- INSTRUCTION -
Quote the records that follow in full and exactly; leave out the pictures.

- DATASET -
** begin **

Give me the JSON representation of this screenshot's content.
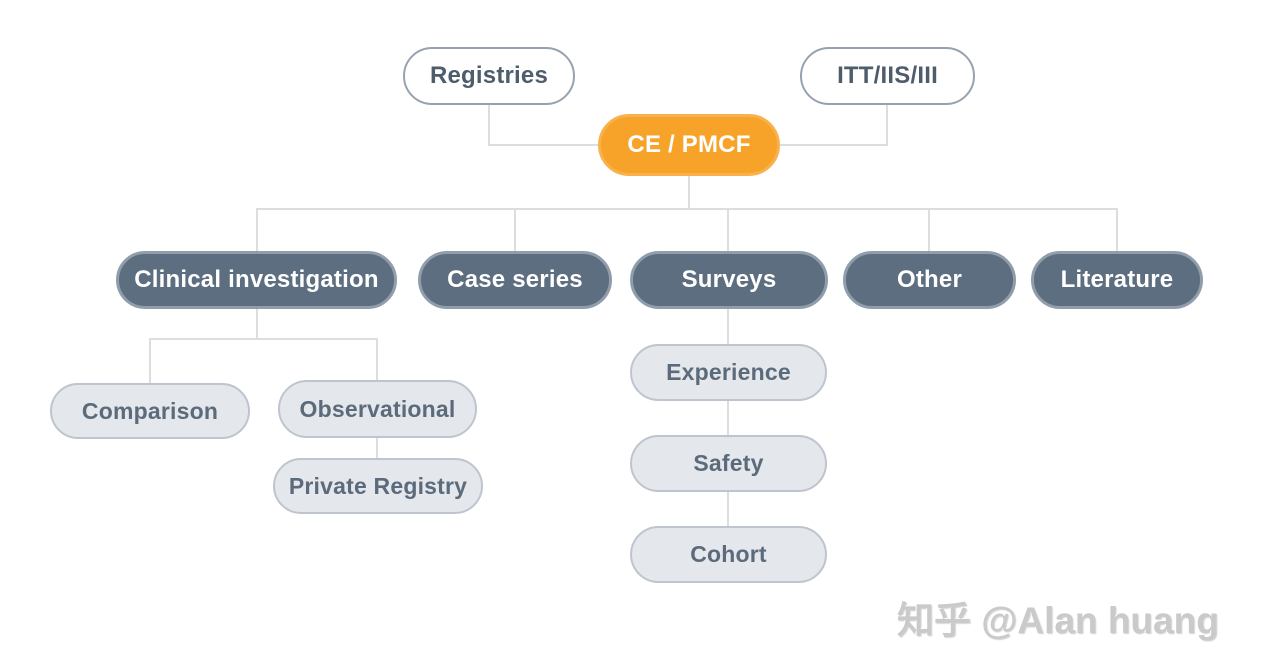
{
  "diagram": {
    "title": "CE / PMCF evidence sources mind map",
    "nodes": {
      "registries": {
        "label": "Registries",
        "style": "outline"
      },
      "itt_iis_iii": {
        "label": "ITT/IIS/III",
        "style": "outline"
      },
      "ce_pmcf": {
        "label": "CE / PMCF",
        "style": "accent"
      },
      "clinical_investigation": {
        "label": "Clinical investigation",
        "style": "dark"
      },
      "case_series": {
        "label": "Case series",
        "style": "dark"
      },
      "surveys": {
        "label": "Surveys",
        "style": "dark"
      },
      "other": {
        "label": "Other",
        "style": "dark"
      },
      "literature": {
        "label": "Literature",
        "style": "dark"
      },
      "comparison": {
        "label": "Comparison",
        "style": "light"
      },
      "observational": {
        "label": "Observational",
        "style": "light"
      },
      "private_registry": {
        "label": "Private Registry",
        "style": "light"
      },
      "experience": {
        "label": "Experience",
        "style": "light"
      },
      "safety": {
        "label": "Safety",
        "style": "light"
      },
      "cohort": {
        "label": "Cohort",
        "style": "light"
      }
    },
    "edges": [
      [
        "registries",
        "ce_pmcf"
      ],
      [
        "itt_iis_iii",
        "ce_pmcf"
      ],
      [
        "ce_pmcf",
        "clinical_investigation"
      ],
      [
        "ce_pmcf",
        "case_series"
      ],
      [
        "ce_pmcf",
        "surveys"
      ],
      [
        "ce_pmcf",
        "other"
      ],
      [
        "ce_pmcf",
        "literature"
      ],
      [
        "clinical_investigation",
        "comparison"
      ],
      [
        "clinical_investigation",
        "observational"
      ],
      [
        "observational",
        "private_registry"
      ],
      [
        "surveys",
        "experience"
      ],
      [
        "experience",
        "safety"
      ],
      [
        "safety",
        "cohort"
      ]
    ]
  },
  "colors": {
    "accent_orange": "#F7A32A",
    "accent_orange_border": "#F8B14D",
    "dark_node_fill": "#5C6E80",
    "dark_node_border": "#909DAA",
    "light_node_fill": "#E4E7EB",
    "light_node_border": "#BEC5CE",
    "light_node_text": "#5B6B7B",
    "outline_border": "#97A2B0",
    "text_dark": "#4E5D6C",
    "text_white": "#FFFFFF",
    "connector": "#DBDDDF",
    "watermark": "#CACACA"
  },
  "watermark": {
    "text": "知乎 @Alan huang"
  }
}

** end **

- SOLUTION FOR THIS TASK -
Give me the JSON representation of this screenshot's content.
{
  "diagram": {
    "title": "CE / PMCF evidence sources mind map",
    "nodes": {
      "registries": {
        "label": "Registries",
        "style": "outline"
      },
      "itt_iis_iii": {
        "label": "ITT/IIS/III",
        "style": "outline"
      },
      "ce_pmcf": {
        "label": "CE / PMCF",
        "style": "accent"
      },
      "clinical_investigation": {
        "label": "Clinical investigation",
        "style": "dark"
      },
      "case_series": {
        "label": "Case series",
        "style": "dark"
      },
      "surveys": {
        "label": "Surveys",
        "style": "dark"
      },
      "other": {
        "label": "Other",
        "style": "dark"
      },
      "literature": {
        "label": "Literature",
        "style": "dark"
      },
      "comparison": {
        "label": "Comparison",
        "style": "light"
      },
      "observational": {
        "label": "Observational",
        "style": "light"
      },
      "private_registry": {
        "label": "Private Registry",
        "style": "light"
      },
      "experience": {
        "label": "Experience",
        "style": "light"
      },
      "safety": {
        "label": "Safety",
        "style": "light"
      },
      "cohort": {
        "label": "Cohort",
        "style": "light"
      }
    },
    "edges": [
      [
        "registries",
        "ce_pmcf"
      ],
      [
        "itt_iis_iii",
        "ce_pmcf"
      ],
      [
        "ce_pmcf",
        "clinical_investigation"
      ],
      [
        "ce_pmcf",
        "case_series"
      ],
      [
        "ce_pmcf",
        "surveys"
      ],
      [
        "ce_pmcf",
        "other"
      ],
      [
        "ce_pmcf",
        "literature"
      ],
      [
        "clinical_investigation",
        "comparison"
      ],
      [
        "clinical_investigation",
        "observational"
      ],
      [
        "observational",
        "private_registry"
      ],
      [
        "surveys",
        "experience"
      ],
      [
        "experience",
        "safety"
      ],
      [
        "safety",
        "cohort"
      ]
    ]
  },
  "colors": {
    "accent_orange": "#F7A32A",
    "accent_orange_border": "#F8B14D",
    "dark_node_fill": "#5C6E80",
    "dark_node_border": "#909DAA",
    "light_node_fill": "#E4E7EB",
    "light_node_border": "#BEC5CE",
    "light_node_text": "#5B6B7B",
    "outline_border": "#97A2B0",
    "text_dark": "#4E5D6C",
    "text_white": "#FFFFFF",
    "connector": "#DBDDDF",
    "watermark": "#CACACA"
  },
  "watermark": {
    "text": "知乎 @Alan huang"
  }
}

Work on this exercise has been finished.